■ Goal of the exercise ■
Render the lines below as a JSON list of strings, one string per line, with blank lines omitted and the pictures left out.

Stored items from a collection
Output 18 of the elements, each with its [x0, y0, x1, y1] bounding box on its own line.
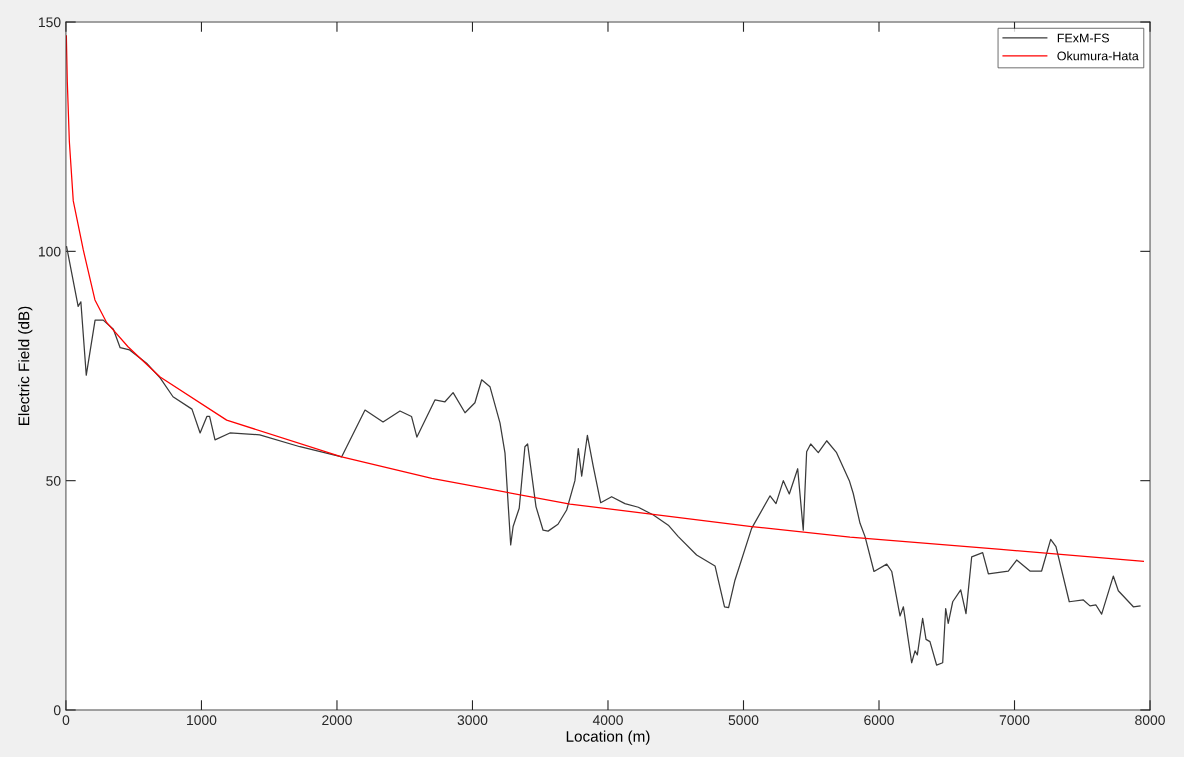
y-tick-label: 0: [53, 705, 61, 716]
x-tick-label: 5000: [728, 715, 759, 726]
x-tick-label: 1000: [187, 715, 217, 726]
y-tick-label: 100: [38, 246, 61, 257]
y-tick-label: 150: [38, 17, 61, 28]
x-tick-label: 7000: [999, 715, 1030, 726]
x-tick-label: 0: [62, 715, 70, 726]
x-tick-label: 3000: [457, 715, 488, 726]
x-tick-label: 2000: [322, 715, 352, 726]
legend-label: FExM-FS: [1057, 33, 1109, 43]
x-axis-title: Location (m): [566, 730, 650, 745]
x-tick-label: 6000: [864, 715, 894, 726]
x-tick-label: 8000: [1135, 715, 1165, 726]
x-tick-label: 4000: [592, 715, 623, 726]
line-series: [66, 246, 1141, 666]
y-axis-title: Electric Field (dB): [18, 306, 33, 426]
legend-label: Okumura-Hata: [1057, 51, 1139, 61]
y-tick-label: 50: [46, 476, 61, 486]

■ Problem solution ■
[
  "Output 18 of the elements, each with its [x0, y0, x1, y1] bounding box on its own line.",
  "y-tick-label: 0: [53, 705, 61, 716]",
  "x-tick-label: 5000: [728, 715, 759, 726]",
  "x-tick-label: 1000: [187, 715, 217, 726]",
  "y-tick-label: 100: [38, 246, 61, 257]",
  "y-tick-label: 150: [38, 17, 61, 28]",
  "x-tick-label: 7000: [999, 715, 1030, 726]",
  "x-tick-label: 0: [62, 715, 70, 726]",
  "x-tick-label: 3000: [457, 715, 488, 726]",
  "x-tick-label: 2000: [322, 715, 352, 726]",
  "legend-label: FExM-FS: [1057, 33, 1109, 43]",
  "x-axis-title: Location (m): [566, 730, 650, 745]",
  "x-tick-label: 6000: [864, 715, 894, 726]",
  "x-tick-label: 8000: [1135, 715, 1165, 726]",
  "x-tick-label: 4000: [592, 715, 623, 726]",
  "line-series: [66, 246, 1141, 666]",
  "y-axis-title: Electric Field (dB): [18, 306, 33, 426]",
  "legend-label: Okumura-Hata: [1057, 51, 1139, 61]",
  "y-tick-label: 50: [46, 476, 61, 486]"
]